[Records from a data collection]
● ● ●
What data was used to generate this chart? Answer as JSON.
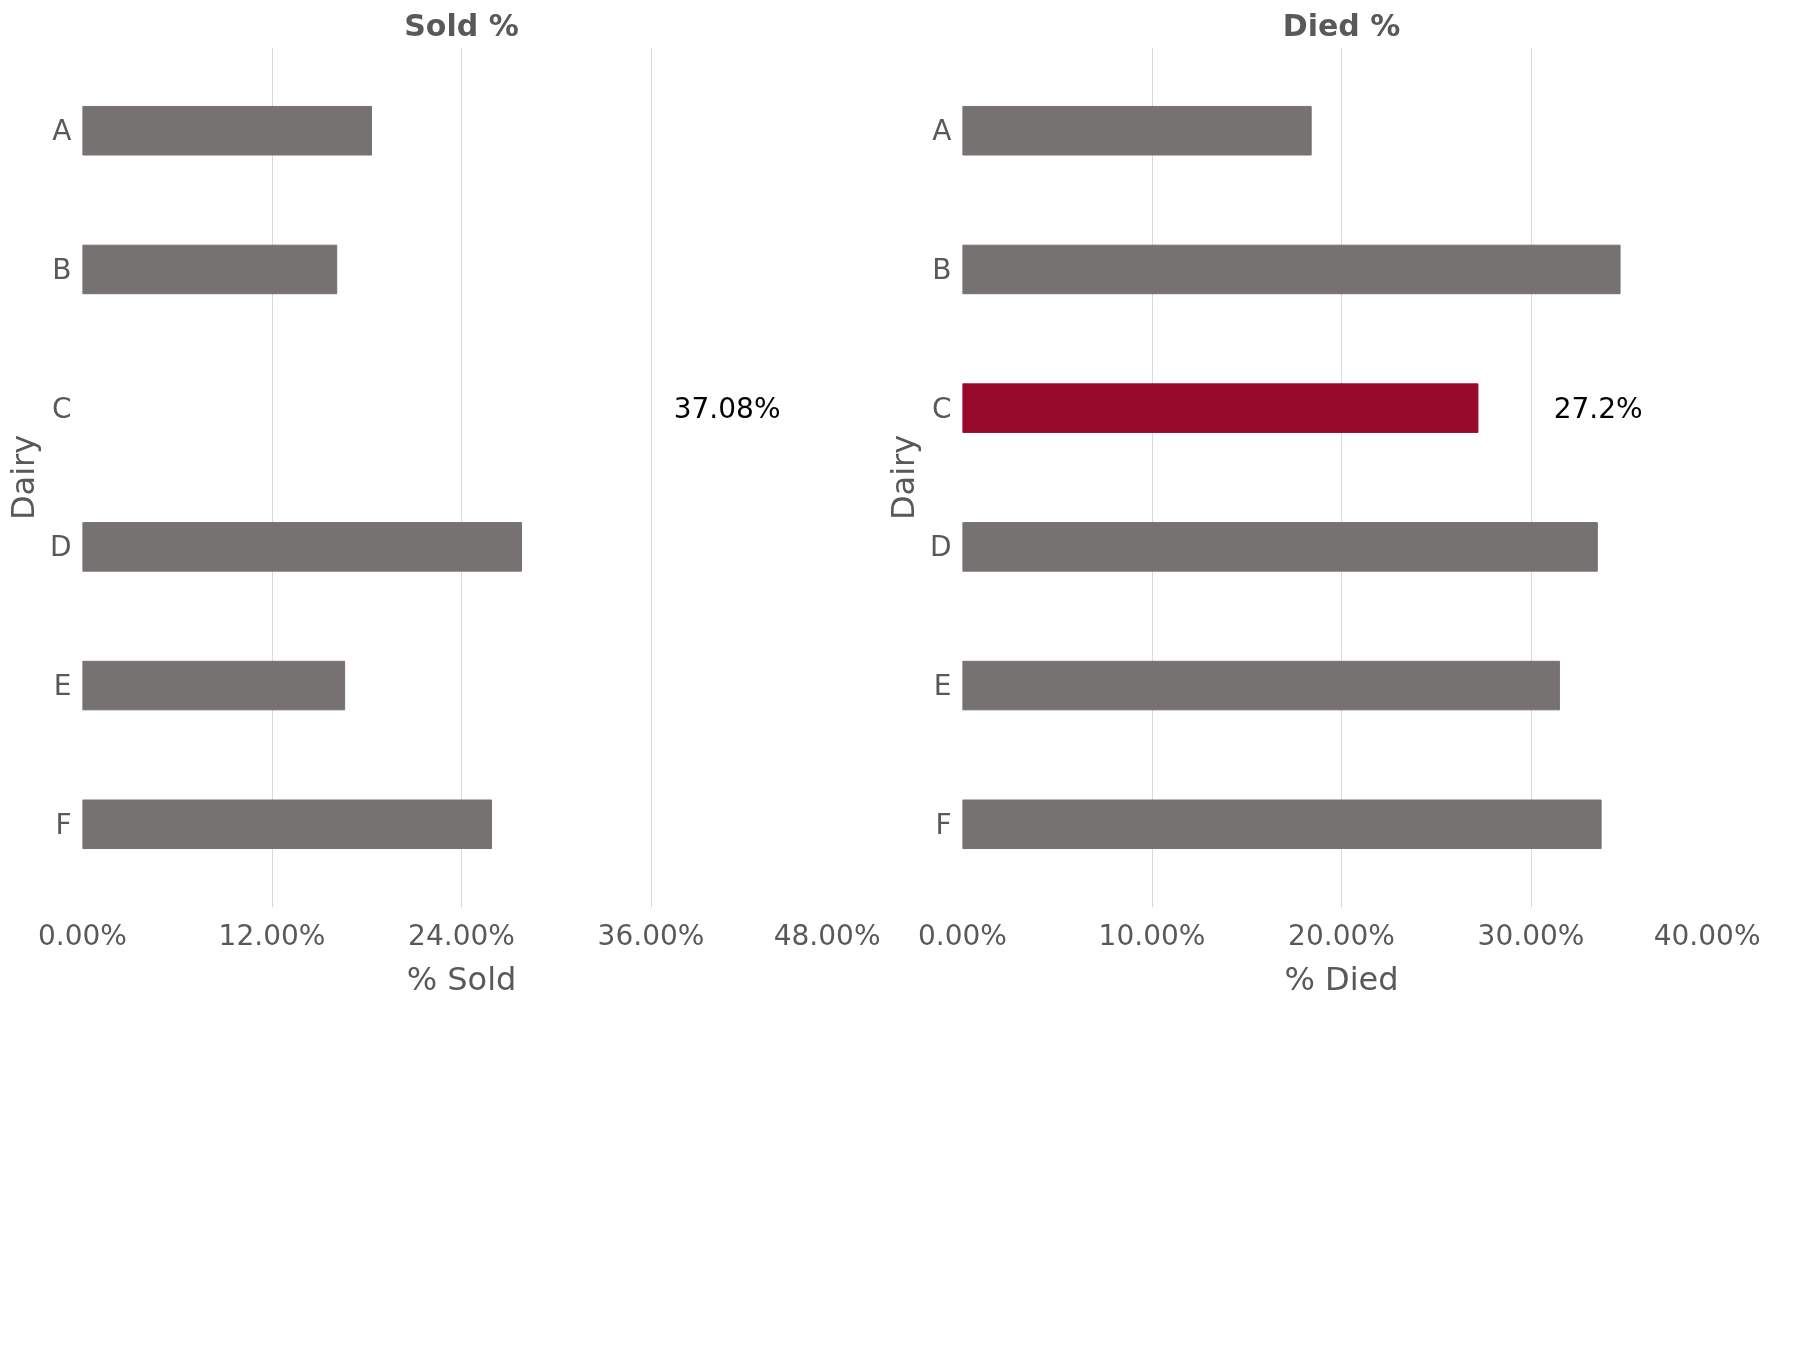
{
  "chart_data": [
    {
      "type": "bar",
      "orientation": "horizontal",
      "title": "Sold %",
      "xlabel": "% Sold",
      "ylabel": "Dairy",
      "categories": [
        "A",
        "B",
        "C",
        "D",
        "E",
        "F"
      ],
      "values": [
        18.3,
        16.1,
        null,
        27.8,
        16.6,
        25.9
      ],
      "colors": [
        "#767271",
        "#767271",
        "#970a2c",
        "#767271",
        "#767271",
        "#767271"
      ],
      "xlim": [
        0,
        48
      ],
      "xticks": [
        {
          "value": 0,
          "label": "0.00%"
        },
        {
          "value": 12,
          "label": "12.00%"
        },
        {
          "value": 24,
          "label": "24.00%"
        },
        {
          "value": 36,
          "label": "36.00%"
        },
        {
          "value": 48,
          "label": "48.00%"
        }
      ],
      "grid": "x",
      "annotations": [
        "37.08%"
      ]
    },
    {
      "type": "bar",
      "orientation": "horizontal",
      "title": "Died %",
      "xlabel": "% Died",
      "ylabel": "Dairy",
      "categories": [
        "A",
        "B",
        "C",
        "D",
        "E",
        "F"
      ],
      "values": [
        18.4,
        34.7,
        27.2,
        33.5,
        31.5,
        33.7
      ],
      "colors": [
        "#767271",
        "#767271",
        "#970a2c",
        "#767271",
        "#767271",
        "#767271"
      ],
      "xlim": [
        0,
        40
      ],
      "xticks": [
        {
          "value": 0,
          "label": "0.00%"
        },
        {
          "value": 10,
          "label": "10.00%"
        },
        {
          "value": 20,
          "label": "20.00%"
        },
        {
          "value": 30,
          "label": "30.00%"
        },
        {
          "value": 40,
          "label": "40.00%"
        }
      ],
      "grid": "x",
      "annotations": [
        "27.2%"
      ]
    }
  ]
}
● ● ●
Reproduce the data word for word, excluding its pictures.

What data was used to generate this chart? Answer as JSON.
{
  "chart_data": [
    {
      "type": "bar",
      "orientation": "horizontal",
      "title": "Sold %",
      "xlabel": "% Sold",
      "ylabel": "Dairy",
      "categories": [
        "A",
        "B",
        "C",
        "D",
        "E",
        "F"
      ],
      "values": [
        18.3,
        16.1,
        null,
        27.8,
        16.6,
        25.9
      ],
      "colors": [
        "#767271",
        "#767271",
        "#970a2c",
        "#767271",
        "#767271",
        "#767271"
      ],
      "xlim": [
        0,
        48
      ],
      "xticks": [
        {
          "value": 0,
          "label": "0.00%"
        },
        {
          "value": 12,
          "label": "12.00%"
        },
        {
          "value": 24,
          "label": "24.00%"
        },
        {
          "value": 36,
          "label": "36.00%"
        },
        {
          "value": 48,
          "label": "48.00%"
        }
      ],
      "grid": "x",
      "annotations": [
        "37.08%"
      ]
    },
    {
      "type": "bar",
      "orientation": "horizontal",
      "title": "Died %",
      "xlabel": "% Died",
      "ylabel": "Dairy",
      "categories": [
        "A",
        "B",
        "C",
        "D",
        "E",
        "F"
      ],
      "values": [
        18.4,
        34.7,
        27.2,
        33.5,
        31.5,
        33.7
      ],
      "colors": [
        "#767271",
        "#767271",
        "#970a2c",
        "#767271",
        "#767271",
        "#767271"
      ],
      "xlim": [
        0,
        40
      ],
      "xticks": [
        {
          "value": 0,
          "label": "0.00%"
        },
        {
          "value": 10,
          "label": "10.00%"
        },
        {
          "value": 20,
          "label": "20.00%"
        },
        {
          "value": 30,
          "label": "30.00%"
        },
        {
          "value": 40,
          "label": "40.00%"
        }
      ],
      "grid": "x",
      "annotations": [
        "27.2%"
      ]
    }
  ]
}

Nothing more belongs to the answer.